START AVAILABLE DATA

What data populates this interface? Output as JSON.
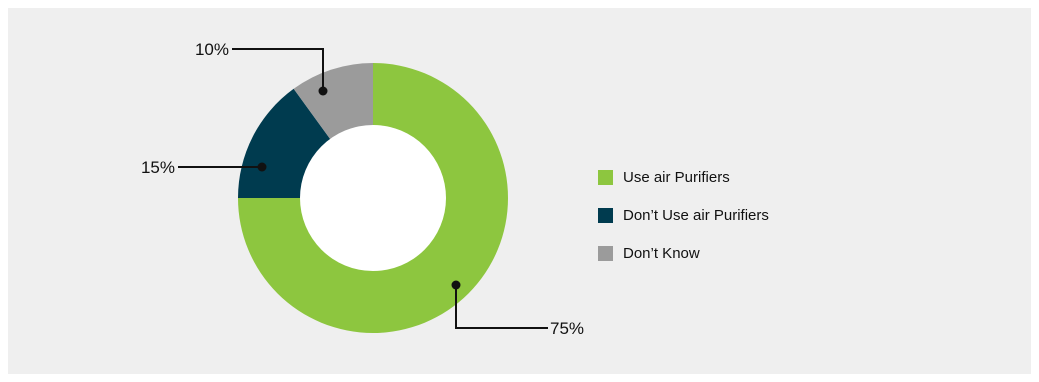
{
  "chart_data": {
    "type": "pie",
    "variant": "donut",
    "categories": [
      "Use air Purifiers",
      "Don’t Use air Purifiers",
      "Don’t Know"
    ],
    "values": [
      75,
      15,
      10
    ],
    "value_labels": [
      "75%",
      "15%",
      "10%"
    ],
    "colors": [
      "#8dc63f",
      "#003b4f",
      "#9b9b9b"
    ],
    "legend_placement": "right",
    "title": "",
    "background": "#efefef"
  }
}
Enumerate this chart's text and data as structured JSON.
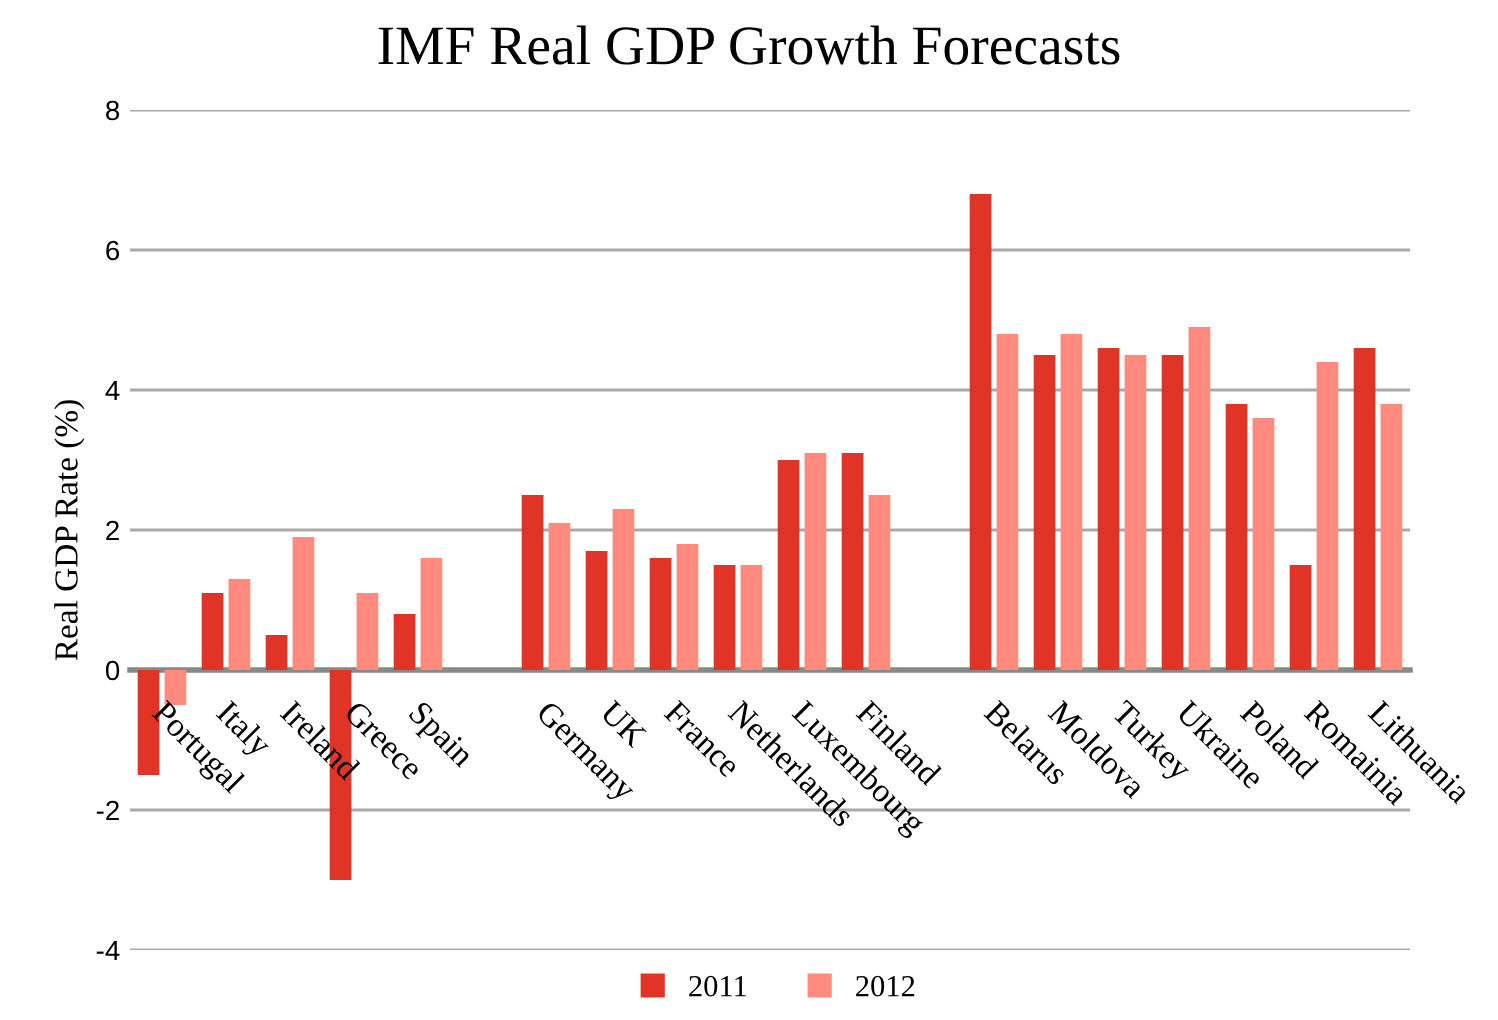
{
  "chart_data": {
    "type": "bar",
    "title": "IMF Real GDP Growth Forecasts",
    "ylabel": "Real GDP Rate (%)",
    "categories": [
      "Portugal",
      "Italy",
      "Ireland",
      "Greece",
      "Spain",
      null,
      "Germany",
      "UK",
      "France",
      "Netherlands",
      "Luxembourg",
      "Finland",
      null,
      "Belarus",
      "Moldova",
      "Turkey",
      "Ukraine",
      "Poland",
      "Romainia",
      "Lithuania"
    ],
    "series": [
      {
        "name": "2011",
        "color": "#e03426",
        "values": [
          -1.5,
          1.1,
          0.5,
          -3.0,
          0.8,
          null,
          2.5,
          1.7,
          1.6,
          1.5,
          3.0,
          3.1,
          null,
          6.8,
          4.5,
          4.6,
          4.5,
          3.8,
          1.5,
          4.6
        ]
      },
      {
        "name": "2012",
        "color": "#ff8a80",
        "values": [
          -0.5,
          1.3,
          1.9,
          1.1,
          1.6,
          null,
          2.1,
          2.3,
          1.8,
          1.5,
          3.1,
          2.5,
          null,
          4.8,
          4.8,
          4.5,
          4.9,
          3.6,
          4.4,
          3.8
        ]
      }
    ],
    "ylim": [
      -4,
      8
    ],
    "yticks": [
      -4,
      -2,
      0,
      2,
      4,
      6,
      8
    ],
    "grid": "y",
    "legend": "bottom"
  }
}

END AVAILABLE DATA

_TASK GOAL_
In the listing, find each line with the string "JSON" and copy it.

_RESULT OF THE EXERCISE_
What data populates this interface? Output as JSON.
Enumerate this chart's text and data as structured JSON.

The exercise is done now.